> WHAT YOU SHOULD DO
Work out how many lines of the listing hold "Residual", then state only that count.
=-=-=-=-=
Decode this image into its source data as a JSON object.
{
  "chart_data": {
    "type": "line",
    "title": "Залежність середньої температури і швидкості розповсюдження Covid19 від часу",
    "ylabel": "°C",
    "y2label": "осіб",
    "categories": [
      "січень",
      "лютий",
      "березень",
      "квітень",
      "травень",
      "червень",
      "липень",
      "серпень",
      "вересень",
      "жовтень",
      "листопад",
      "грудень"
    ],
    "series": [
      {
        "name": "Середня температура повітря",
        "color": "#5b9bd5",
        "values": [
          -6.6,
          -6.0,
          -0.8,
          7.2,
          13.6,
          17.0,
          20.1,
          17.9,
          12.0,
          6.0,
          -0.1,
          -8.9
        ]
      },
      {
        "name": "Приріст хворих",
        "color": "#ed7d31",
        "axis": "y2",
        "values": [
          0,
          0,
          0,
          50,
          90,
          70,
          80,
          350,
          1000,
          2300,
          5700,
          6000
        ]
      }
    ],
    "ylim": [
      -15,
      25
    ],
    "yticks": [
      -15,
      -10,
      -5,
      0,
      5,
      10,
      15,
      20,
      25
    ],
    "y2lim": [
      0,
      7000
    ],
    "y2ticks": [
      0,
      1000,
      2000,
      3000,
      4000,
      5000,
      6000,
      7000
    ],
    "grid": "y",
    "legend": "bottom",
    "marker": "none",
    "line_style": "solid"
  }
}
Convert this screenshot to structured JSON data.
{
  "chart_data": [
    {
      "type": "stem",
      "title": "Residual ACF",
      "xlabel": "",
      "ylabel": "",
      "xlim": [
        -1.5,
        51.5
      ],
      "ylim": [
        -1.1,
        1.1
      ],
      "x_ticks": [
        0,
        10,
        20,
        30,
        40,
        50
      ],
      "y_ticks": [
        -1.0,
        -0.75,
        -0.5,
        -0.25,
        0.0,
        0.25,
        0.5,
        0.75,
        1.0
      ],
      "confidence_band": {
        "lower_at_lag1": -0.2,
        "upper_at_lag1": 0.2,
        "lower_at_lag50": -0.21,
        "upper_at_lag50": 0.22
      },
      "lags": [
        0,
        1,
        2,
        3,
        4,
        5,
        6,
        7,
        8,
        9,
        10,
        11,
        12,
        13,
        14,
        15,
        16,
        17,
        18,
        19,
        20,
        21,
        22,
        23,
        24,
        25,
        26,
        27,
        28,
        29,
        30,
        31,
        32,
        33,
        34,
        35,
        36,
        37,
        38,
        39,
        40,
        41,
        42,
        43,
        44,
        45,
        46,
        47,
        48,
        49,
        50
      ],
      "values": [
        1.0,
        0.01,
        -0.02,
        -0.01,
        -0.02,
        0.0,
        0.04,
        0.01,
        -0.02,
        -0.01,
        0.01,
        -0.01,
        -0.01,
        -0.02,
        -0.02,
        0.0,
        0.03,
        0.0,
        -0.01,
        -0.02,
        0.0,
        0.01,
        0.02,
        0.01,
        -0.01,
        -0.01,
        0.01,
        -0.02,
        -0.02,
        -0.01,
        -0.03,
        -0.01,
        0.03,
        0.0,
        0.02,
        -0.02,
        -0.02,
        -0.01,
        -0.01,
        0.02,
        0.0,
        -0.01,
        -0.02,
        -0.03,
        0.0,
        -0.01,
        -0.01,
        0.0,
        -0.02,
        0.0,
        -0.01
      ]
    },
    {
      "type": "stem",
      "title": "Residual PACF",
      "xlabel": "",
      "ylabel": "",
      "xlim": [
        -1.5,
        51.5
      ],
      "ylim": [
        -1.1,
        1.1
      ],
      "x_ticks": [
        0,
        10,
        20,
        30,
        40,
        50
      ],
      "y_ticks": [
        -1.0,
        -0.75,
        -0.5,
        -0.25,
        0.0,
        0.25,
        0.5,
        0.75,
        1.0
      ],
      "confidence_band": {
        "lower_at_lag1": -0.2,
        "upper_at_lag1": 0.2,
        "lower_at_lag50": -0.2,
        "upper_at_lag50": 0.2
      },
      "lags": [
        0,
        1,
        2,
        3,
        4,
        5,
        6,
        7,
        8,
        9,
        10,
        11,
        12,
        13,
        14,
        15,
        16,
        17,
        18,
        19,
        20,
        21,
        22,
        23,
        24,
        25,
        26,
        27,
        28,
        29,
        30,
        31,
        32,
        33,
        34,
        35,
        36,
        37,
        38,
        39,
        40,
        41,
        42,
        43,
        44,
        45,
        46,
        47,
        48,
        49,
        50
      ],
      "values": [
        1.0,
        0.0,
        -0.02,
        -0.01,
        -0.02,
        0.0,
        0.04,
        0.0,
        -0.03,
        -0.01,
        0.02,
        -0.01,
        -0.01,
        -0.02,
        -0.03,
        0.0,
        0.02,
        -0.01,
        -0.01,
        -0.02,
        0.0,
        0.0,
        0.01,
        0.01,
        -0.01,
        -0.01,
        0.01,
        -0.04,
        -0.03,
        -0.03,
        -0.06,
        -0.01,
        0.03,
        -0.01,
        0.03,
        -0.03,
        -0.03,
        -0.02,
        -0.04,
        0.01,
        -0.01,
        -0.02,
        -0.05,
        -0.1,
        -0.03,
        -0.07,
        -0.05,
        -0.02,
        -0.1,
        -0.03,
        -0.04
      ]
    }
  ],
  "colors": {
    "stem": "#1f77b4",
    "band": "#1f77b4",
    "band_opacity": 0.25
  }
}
=-=-=-=-=
> TASK OUTPUT
2